PROBLEM TO WORK ON -
Write out the data below in full. Keep it exact.

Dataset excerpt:
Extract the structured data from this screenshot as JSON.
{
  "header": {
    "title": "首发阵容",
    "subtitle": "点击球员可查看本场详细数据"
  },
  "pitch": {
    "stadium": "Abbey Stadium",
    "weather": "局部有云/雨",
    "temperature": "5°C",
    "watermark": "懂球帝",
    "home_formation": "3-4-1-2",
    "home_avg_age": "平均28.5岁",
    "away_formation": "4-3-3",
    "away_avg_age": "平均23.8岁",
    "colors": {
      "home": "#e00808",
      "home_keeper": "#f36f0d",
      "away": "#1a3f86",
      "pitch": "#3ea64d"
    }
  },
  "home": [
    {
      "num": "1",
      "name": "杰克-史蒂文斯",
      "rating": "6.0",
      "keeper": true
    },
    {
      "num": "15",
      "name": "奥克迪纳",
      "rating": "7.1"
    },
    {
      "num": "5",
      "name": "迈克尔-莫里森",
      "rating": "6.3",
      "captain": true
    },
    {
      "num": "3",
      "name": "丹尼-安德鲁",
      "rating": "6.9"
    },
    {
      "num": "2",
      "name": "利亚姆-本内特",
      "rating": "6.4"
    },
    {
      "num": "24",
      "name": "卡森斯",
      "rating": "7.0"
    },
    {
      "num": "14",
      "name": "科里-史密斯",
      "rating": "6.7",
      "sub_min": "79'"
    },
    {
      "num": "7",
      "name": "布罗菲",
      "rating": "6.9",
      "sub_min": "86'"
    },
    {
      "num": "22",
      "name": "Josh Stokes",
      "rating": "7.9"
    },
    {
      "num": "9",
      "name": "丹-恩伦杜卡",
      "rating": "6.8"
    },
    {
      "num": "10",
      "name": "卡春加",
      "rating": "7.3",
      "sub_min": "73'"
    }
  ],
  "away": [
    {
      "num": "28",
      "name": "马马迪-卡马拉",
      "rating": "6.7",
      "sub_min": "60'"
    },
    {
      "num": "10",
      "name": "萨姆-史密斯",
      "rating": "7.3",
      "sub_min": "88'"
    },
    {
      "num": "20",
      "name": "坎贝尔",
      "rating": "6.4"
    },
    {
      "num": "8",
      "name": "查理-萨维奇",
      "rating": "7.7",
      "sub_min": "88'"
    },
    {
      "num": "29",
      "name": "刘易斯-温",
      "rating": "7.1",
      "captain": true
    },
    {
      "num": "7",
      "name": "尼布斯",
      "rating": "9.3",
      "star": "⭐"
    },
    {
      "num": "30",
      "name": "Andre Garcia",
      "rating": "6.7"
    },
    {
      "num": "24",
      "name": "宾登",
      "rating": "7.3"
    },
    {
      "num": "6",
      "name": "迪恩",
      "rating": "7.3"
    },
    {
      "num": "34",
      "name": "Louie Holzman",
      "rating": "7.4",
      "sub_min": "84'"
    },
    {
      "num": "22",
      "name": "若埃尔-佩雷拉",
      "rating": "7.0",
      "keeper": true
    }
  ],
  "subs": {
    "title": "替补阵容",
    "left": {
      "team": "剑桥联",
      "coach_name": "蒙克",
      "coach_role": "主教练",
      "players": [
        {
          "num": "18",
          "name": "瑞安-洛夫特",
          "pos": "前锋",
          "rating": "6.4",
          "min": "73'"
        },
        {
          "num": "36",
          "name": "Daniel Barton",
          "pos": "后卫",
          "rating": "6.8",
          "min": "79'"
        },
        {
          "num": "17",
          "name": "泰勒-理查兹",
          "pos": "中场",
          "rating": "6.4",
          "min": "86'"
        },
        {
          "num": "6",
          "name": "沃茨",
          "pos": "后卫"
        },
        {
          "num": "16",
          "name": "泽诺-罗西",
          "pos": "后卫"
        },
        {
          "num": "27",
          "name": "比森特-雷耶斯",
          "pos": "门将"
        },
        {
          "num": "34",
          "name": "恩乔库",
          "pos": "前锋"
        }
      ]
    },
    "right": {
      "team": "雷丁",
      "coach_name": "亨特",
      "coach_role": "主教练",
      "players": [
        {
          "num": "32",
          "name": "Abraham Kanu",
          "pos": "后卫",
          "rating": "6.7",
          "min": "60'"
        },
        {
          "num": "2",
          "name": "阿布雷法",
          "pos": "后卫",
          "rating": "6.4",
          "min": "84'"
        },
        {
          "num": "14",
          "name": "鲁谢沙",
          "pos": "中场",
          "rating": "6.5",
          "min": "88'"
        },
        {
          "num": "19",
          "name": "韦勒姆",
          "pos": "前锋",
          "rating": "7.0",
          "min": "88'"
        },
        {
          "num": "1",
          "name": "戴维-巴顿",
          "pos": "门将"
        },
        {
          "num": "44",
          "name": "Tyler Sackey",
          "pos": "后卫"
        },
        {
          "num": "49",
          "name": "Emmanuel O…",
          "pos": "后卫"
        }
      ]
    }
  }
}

FINISHED ANSWER -
Extract the structured data from this screenshot as JSON.
{
  "header": {
    "title": "首发阵容",
    "subtitle": "点击球员可查看本场详细数据"
  },
  "pitch": {
    "stadium": "Abbey Stadium",
    "weather": "局部有云/雨",
    "temperature": "5°C",
    "watermark": "懂球帝",
    "home_formation": "3-4-1-2",
    "home_avg_age": "平均28.5岁",
    "away_formation": "4-3-3",
    "away_avg_age": "平均23.8岁",
    "colors": {
      "home": "#e00808",
      "home_keeper": "#f36f0d",
      "away": "#1a3f86",
      "pitch": "#3ea64d"
    }
  },
  "home": [
    {
      "num": "1",
      "name": "杰克-史蒂文斯",
      "rating": "6.0",
      "keeper": true
    },
    {
      "num": "15",
      "name": "奥克迪纳",
      "rating": "7.1"
    },
    {
      "num": "5",
      "name": "迈克尔-莫里森",
      "rating": "6.3",
      "captain": true
    },
    {
      "num": "3",
      "name": "丹尼-安德鲁",
      "rating": "6.9"
    },
    {
      "num": "2",
      "name": "利亚姆-本内特",
      "rating": "6.4"
    },
    {
      "num": "24",
      "name": "卡森斯",
      "rating": "7.0"
    },
    {
      "num": "14",
      "name": "科里-史密斯",
      "rating": "6.7",
      "sub_min": "79'"
    },
    {
      "num": "7",
      "name": "布罗菲",
      "rating": "6.9",
      "sub_min": "86'"
    },
    {
      "num": "22",
      "name": "Josh Stokes",
      "rating": "7.9"
    },
    {
      "num": "9",
      "name": "丹-恩伦杜卡",
      "rating": "6.8"
    },
    {
      "num": "10",
      "name": "卡春加",
      "rating": "7.3",
      "sub_min": "73'"
    }
  ],
  "away": [
    {
      "num": "28",
      "name": "马马迪-卡马拉",
      "rating": "6.7",
      "sub_min": "60'"
    },
    {
      "num": "10",
      "name": "萨姆-史密斯",
      "rating": "7.3",
      "sub_min": "88'"
    },
    {
      "num": "20",
      "name": "坎贝尔",
      "rating": "6.4"
    },
    {
      "num": "8",
      "name": "查理-萨维奇",
      "rating": "7.7",
      "sub_min": "88'"
    },
    {
      "num": "29",
      "name": "刘易斯-温",
      "rating": "7.1",
      "captain": true
    },
    {
      "num": "7",
      "name": "尼布斯",
      "rating": "9.3",
      "star": "⭐"
    },
    {
      "num": "30",
      "name": "Andre Garcia",
      "rating": "6.7"
    },
    {
      "num": "24",
      "name": "宾登",
      "rating": "7.3"
    },
    {
      "num": "6",
      "name": "迪恩",
      "rating": "7.3"
    },
    {
      "num": "34",
      "name": "Louie Holzman",
      "rating": "7.4",
      "sub_min": "84'"
    },
    {
      "num": "22",
      "name": "若埃尔-佩雷拉",
      "rating": "7.0",
      "keeper": true
    }
  ],
  "subs": {
    "title": "替补阵容",
    "left": {
      "team": "剑桥联",
      "coach_name": "蒙克",
      "coach_role": "主教练",
      "players": [
        {
          "num": "18",
          "name": "瑞安-洛夫特",
          "pos": "前锋",
          "rating": "6.4",
          "min": "73'"
        },
        {
          "num": "36",
          "name": "Daniel Barton",
          "pos": "后卫",
          "rating": "6.8",
          "min": "79'"
        },
        {
          "num": "17",
          "name": "泰勒-理查兹",
          "pos": "中场",
          "rating": "6.4",
          "min": "86'"
        },
        {
          "num": "6",
          "name": "沃茨",
          "pos": "后卫"
        },
        {
          "num": "16",
          "name": "泽诺-罗西",
          "pos": "后卫"
        },
        {
          "num": "27",
          "name": "比森特-雷耶斯",
          "pos": "门将"
        },
        {
          "num": "34",
          "name": "恩乔库",
          "pos": "前锋"
        }
      ]
    },
    "right": {
      "team": "雷丁",
      "coach_name": "亨特",
      "coach_role": "主教练",
      "players": [
        {
          "num": "32",
          "name": "Abraham Kanu",
          "pos": "后卫",
          "rating": "6.7",
          "min": "60'"
        },
        {
          "num": "2",
          "name": "阿布雷法",
          "pos": "后卫",
          "rating": "6.4",
          "min": "84'"
        },
        {
          "num": "14",
          "name": "鲁谢沙",
          "pos": "中场",
          "rating": "6.5",
          "min": "88'"
        },
        {
          "num": "19",
          "name": "韦勒姆",
          "pos": "前锋",
          "rating": "7.0",
          "min": "88'"
        },
        {
          "num": "1",
          "name": "戴维-巴顿",
          "pos": "门将"
        },
        {
          "num": "44",
          "name": "Tyler Sackey",
          "pos": "后卫"
        },
        {
          "num": "49",
          "name": "Emmanuel O…",
          "pos": "后卫"
        }
      ]
    }
  }
}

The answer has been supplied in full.